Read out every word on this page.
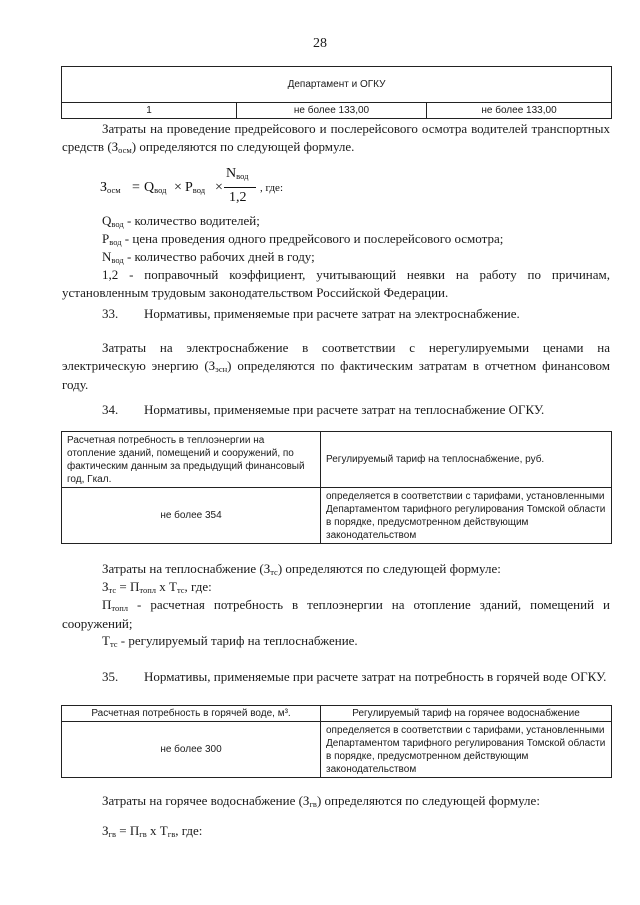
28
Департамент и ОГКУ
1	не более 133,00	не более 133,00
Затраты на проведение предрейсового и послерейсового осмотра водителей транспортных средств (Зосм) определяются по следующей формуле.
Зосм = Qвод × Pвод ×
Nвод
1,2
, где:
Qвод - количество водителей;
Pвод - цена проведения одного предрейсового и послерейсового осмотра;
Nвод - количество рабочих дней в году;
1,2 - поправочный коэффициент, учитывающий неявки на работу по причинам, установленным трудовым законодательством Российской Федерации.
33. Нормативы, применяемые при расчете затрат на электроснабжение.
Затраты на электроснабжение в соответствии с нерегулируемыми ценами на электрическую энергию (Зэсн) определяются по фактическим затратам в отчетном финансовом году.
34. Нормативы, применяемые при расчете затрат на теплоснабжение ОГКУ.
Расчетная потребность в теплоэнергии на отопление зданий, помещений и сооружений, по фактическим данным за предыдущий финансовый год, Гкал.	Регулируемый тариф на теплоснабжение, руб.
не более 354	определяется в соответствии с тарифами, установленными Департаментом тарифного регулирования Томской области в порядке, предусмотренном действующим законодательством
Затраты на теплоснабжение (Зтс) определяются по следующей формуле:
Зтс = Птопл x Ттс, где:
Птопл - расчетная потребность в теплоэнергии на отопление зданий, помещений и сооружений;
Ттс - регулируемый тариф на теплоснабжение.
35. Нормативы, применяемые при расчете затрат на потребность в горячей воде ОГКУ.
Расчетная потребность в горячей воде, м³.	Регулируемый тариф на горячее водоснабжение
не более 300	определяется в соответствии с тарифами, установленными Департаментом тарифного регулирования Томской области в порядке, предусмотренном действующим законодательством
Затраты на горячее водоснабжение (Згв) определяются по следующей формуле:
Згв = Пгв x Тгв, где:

● **Work instructions**:
Tell how many lines of the material above hold "предрейсового", answering with a bare number.

● **Written response**:
2